- _Page extract_
-- Begin --

# Best lenses to shoot cars with?



## Apollo1 (May 24, 2015)

Hello! I have the Nikon D7100 SLR camera and I'm using a 18-105mm lens that I bought as a package deal with the camera. I'm looking to upgrade to a nice lens but not sure what to get. I'm not really famillar with lenses but it seems a lot of people that shoot cars prefer wide angle lenses. I recently talked to one of my friends who is a professional photographer that shoots horses and she recommended the 70-200mm lens as she uses it and loves it. Just would like to know from anyone who shoots cars what lens/lenses you use and recommend? Thanks! 

Here is a photo I took of my car below with the 18-105 lens. The picture is also edited. Sorry if the picture is small I'm not home at the moment and just saved the picture off Facebook to my phone.


----------



## PaulWog (May 24, 2015)

I think this really depends on what type of image you want.

An ultra wide angle lens is going to distort the perspective of the shot. You'll elongate your scene, emphasizing what is closer to you, and drawing out things further away from you. Just look up ultra wide angle car photos, and see if those are something you want to do. If yes, then an ultra wide angle lens is going to be the way to go.

The 70-200 will be good for taking shots that do not distort the car. You will compress the background the more you reach 200mm, which is going to be good for certain scenes (this can allow you to be more selective about what you show in the shot, besides the car or a part of the car). It's going to be good for any race/action shots, as well as stationary shots. Again, just look up car shots with the 70-200 f2.8.

You might want to consider picking up a polarizing filter as well. A polarizing filter can help you eliminate unwanted reflections from the windows and body of the car, for certain shots. Polarizing filters can also help with eliminating unwanted reflections from the pavement, which can help enhance the look you're going for (depending on the type of day it is / how the sun is shining on things).


----------



## Apollo1 (May 25, 2015)

I haven't been able to find any shots of cars with the 70-200 unfortunately. 




PaulWog said:


> I think this really depends on what type of image you want.
> 
> An ultra wide angle lens is going to distort the perspective of the shot. You'll elongate your scene, emphasizing what is closer to you, and drawing out things further away from you. Just look up ultra wide angle car photos, and see if those are something you want to do. If yes, then an ultra wide angle lens is going to be the way to go.

-- End --

- _Record excerpts_
-- Begin --

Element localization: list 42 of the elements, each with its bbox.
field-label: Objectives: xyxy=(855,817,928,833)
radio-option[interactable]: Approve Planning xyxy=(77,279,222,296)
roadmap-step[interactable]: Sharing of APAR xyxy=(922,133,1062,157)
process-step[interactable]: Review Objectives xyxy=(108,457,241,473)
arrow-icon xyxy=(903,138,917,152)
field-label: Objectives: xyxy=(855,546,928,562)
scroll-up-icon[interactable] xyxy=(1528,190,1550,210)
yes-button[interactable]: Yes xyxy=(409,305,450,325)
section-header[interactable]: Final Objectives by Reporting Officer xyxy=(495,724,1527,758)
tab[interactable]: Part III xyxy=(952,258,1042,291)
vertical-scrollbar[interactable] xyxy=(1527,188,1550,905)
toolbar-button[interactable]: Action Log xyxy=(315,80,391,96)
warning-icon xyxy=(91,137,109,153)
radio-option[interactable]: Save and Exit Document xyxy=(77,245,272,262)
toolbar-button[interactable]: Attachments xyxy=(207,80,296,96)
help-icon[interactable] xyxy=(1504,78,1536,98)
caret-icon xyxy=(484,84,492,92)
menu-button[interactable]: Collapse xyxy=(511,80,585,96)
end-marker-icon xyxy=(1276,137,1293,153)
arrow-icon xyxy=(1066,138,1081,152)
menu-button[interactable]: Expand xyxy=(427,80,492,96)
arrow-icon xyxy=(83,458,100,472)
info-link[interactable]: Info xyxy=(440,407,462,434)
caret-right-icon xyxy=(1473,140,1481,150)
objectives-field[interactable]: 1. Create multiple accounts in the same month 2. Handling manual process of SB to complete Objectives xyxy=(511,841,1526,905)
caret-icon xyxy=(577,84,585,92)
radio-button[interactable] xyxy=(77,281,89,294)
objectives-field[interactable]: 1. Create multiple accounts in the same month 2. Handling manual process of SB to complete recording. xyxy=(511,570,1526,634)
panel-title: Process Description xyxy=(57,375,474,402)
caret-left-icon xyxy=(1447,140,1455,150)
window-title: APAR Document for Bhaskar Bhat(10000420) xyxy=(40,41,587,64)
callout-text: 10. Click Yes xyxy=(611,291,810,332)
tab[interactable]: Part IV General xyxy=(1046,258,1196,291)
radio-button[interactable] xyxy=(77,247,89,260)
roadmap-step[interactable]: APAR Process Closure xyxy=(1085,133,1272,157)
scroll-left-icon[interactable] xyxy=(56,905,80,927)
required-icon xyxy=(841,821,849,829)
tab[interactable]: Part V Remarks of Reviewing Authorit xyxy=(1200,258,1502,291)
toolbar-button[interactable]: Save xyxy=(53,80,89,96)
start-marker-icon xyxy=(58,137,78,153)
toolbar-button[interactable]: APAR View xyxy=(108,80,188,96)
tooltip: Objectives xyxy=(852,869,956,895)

-- End --

- _Given instruction 1_
In the lens thread, what does PaulWog say a polarizing filter can eliminate?
- _Given instruction 2_
Please say whether each statement agrees with the lens thread, answering yes or no and quoting the deciding words: (a) The friend who recommended the 70-200mm lens photographs horses. (b) PaulWog says the 70-200 distorts the car. (c) Apollo1 bought the 18-105mm lens separately from the camera.

- _Response 1_
Unwanted reflections from the windows and body of the car, and from the pavement.

- _Response 2_
(a) Yes: "one of my friends who is a professional photographer that shoots horses"
(b) No: "The 70-200 will be good for taking shots that do not distort the car."
(c) No: "I bought as a package deal with the camera"